■ INSTRUCTIONS TO FOLLOW
Scan the data below. Pull out each line where "инвестиции" occurs.

■ DATA TO PROCESS
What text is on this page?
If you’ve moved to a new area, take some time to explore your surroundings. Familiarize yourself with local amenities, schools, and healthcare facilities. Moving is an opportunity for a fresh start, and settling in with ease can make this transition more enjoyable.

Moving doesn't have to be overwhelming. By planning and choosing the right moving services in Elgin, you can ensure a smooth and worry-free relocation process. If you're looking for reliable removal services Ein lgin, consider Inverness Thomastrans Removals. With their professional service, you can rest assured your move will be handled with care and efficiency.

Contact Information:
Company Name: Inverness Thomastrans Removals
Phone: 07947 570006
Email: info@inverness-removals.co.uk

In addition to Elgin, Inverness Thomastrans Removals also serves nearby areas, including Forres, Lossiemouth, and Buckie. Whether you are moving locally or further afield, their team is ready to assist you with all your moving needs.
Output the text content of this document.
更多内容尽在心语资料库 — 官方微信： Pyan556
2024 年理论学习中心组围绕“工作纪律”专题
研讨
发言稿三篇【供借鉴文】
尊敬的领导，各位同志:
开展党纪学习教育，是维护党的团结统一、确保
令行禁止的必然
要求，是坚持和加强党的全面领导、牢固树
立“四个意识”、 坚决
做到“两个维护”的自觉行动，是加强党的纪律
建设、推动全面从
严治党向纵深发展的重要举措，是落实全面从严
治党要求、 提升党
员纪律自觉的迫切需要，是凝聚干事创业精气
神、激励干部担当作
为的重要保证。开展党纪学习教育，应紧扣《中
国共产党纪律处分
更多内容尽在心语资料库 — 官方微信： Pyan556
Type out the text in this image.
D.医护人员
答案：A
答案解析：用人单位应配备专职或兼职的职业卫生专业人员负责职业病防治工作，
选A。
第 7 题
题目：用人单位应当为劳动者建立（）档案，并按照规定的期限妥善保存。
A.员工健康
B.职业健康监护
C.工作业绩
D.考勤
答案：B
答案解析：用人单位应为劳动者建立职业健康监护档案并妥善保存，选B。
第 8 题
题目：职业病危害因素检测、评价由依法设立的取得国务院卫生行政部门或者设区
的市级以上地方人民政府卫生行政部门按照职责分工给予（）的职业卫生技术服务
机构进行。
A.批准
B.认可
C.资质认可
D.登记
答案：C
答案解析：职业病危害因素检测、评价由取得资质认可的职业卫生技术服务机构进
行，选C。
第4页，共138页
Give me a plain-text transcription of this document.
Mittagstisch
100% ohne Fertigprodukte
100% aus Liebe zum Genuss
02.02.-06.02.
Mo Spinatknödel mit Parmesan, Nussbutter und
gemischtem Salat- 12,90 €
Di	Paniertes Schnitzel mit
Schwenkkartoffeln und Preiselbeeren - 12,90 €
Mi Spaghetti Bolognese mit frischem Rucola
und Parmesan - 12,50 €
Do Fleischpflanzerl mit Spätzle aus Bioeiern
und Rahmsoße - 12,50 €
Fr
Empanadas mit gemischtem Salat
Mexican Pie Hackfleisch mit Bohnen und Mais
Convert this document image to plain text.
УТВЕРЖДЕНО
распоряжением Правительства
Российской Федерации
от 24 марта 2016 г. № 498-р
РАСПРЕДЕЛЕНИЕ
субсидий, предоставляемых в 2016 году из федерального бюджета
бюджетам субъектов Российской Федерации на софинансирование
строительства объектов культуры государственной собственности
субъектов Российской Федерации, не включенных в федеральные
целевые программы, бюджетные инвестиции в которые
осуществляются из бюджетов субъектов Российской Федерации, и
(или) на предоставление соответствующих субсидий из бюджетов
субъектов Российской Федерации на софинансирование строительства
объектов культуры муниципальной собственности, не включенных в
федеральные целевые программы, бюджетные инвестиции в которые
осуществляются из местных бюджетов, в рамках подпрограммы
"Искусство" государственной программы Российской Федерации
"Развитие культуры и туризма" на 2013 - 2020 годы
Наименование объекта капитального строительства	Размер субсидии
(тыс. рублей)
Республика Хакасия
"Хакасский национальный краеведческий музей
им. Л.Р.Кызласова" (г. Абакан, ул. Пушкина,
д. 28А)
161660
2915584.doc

■ FINISHED TASK
целевые программы, бюджетные инвестиции в которые
федеральные целевые программы, бюджетные инвестиции в которые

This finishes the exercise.